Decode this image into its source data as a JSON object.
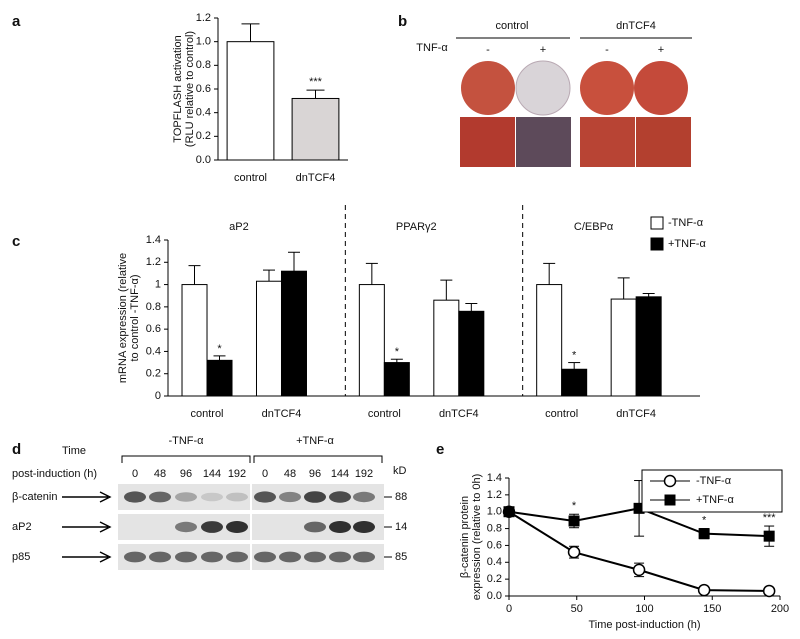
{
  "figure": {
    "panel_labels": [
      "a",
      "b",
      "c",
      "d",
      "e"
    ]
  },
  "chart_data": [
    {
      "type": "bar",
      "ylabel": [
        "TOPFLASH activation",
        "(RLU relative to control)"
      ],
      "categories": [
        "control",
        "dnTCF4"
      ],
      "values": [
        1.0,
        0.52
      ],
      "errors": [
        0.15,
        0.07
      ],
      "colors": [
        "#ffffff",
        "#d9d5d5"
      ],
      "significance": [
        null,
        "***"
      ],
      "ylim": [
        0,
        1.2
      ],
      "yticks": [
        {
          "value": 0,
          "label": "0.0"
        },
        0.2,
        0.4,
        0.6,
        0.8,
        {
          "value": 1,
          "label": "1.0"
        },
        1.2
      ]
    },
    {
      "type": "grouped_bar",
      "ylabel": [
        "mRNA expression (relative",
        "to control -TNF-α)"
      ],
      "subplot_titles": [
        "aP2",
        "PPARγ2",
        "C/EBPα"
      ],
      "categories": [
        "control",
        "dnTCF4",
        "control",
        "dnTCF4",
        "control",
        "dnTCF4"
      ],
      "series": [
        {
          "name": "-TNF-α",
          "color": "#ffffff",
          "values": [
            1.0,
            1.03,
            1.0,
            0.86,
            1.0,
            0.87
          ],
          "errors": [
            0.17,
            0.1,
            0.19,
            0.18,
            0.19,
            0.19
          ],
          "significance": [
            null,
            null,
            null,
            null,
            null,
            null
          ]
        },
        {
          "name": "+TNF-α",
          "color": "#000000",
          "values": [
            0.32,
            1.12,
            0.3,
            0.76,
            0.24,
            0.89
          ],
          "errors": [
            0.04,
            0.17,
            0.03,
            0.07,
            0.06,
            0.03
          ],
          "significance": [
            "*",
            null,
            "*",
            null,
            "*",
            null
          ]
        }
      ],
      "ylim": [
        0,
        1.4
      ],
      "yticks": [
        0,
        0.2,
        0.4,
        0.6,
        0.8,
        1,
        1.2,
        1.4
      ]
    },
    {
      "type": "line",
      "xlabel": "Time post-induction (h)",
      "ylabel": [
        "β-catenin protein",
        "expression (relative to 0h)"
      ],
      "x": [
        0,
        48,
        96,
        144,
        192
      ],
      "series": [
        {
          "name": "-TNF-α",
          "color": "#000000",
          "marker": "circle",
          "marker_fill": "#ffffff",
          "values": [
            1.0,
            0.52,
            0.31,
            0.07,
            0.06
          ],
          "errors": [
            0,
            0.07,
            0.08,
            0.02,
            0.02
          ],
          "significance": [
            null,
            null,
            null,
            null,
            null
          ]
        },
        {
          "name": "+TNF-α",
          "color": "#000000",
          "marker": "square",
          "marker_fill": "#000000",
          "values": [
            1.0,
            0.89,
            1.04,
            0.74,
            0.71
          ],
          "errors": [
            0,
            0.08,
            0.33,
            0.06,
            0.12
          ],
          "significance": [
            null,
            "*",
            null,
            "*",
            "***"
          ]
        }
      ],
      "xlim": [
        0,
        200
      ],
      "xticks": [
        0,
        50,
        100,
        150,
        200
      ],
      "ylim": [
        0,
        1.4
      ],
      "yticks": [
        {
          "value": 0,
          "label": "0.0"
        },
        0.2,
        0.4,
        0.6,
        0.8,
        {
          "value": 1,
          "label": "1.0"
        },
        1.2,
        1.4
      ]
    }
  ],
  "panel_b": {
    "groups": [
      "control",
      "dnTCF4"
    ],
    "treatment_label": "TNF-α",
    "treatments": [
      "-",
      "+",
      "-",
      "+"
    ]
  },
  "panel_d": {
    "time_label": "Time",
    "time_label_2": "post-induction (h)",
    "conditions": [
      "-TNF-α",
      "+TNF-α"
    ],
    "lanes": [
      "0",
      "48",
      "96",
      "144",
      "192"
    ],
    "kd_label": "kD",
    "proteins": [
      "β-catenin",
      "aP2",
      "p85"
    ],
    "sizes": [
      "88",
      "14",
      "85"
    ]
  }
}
+---+
The reply should hold every line of the records unchanged and no pictures.

Solution:
Decode this image into its source data as a JSON object.
{
  "figure": {
    "panel_labels": [
      "a",
      "b",
      "c",
      "d",
      "e"
    ]
  },
  "chart_data": [
    {
      "type": "bar",
      "ylabel": [
        "TOPFLASH activation",
        "(RLU relative to control)"
      ],
      "categories": [
        "control",
        "dnTCF4"
      ],
      "values": [
        1.0,
        0.52
      ],
      "errors": [
        0.15,
        0.07
      ],
      "colors": [
        "#ffffff",
        "#d9d5d5"
      ],
      "significance": [
        null,
        "***"
      ],
      "ylim": [
        0,
        1.2
      ],
      "yticks": [
        {
          "value": 0,
          "label": "0.0"
        },
        0.2,
        0.4,
        0.6,
        0.8,
        {
          "value": 1,
          "label": "1.0"
        },
        1.2
      ]
    },
    {
      "type": "grouped_bar",
      "ylabel": [
        "mRNA expression (relative",
        "to control -TNF-α)"
      ],
      "subplot_titles": [
        "aP2",
        "PPARγ2",
        "C/EBPα"
      ],
      "categories": [
        "control",
        "dnTCF4",
        "control",
        "dnTCF4",
        "control",
        "dnTCF4"
      ],
      "series": [
        {
          "name": "-TNF-α",
          "color": "#ffffff",
          "values": [
            1.0,
            1.03,
            1.0,
            0.86,
            1.0,
            0.87
          ],
          "errors": [
            0.17,
            0.1,
            0.19,
            0.18,
            0.19,
            0.19
          ],
          "significance": [
            null,
            null,
            null,
            null,
            null,
            null
          ]
        },
        {
          "name": "+TNF-α",
          "color": "#000000",
          "values": [
            0.32,
            1.12,
            0.3,
            0.76,
            0.24,
            0.89
          ],
          "errors": [
            0.04,
            0.17,
            0.03,
            0.07,
            0.06,
            0.03
          ],
          "significance": [
            "*",
            null,
            "*",
            null,
            "*",
            null
          ]
        }
      ],
      "ylim": [
        0,
        1.4
      ],
      "yticks": [
        0,
        0.2,
        0.4,
        0.6,
        0.8,
        1,
        1.2,
        1.4
      ]
    },
    {
      "type": "line",
      "xlabel": "Time post-induction (h)",
      "ylabel": [
        "β-catenin protein",
        "expression (relative to 0h)"
      ],
      "x": [
        0,
        48,
        96,
        144,
        192
      ],
      "series": [
        {
          "name": "-TNF-α",
          "color": "#000000",
          "marker": "circle",
          "marker_fill": "#ffffff",
          "values": [
            1.0,
            0.52,
            0.31,
            0.07,
            0.06
          ],
          "errors": [
            0,
            0.07,
            0.08,
            0.02,
            0.02
          ],
          "significance": [
            null,
            null,
            null,
            null,
            null
          ]
        },
        {
          "name": "+TNF-α",
          "color": "#000000",
          "marker": "square",
          "marker_fill": "#000000",
          "values": [
            1.0,
            0.89,
            1.04,
            0.74,
            0.71
          ],
          "errors": [
            0,
            0.08,
            0.33,
            0.06,
            0.12
          ],
          "significance": [
            null,
            "*",
            null,
            "*",
            "***"
          ]
        }
      ],
      "xlim": [
        0,
        200
      ],
      "xticks": [
        0,
        50,
        100,
        150,
        200
      ],
      "ylim": [
        0,
        1.4
      ],
      "yticks": [
        {
          "value": 0,
          "label": "0.0"
        },
        0.2,
        0.4,
        0.6,
        0.8,
        {
          "value": 1,
          "label": "1.0"
        },
        1.2,
        1.4
      ]
    }
  ],
  "panel_b": {
    "groups": [
      "control",
      "dnTCF4"
    ],
    "treatment_label": "TNF-α",
    "treatments": [
      "-",
      "+",
      "-",
      "+"
    ]
  },
  "panel_d": {
    "time_label": "Time",
    "time_label_2": "post-induction (h)",
    "conditions": [
      "-TNF-α",
      "+TNF-α"
    ],
    "lanes": [
      "0",
      "48",
      "96",
      "144",
      "192"
    ],
    "kd_label": "kD",
    "proteins": [
      "β-catenin",
      "aP2",
      "p85"
    ],
    "sizes": [
      "88",
      "14",
      "85"
    ]
  }
}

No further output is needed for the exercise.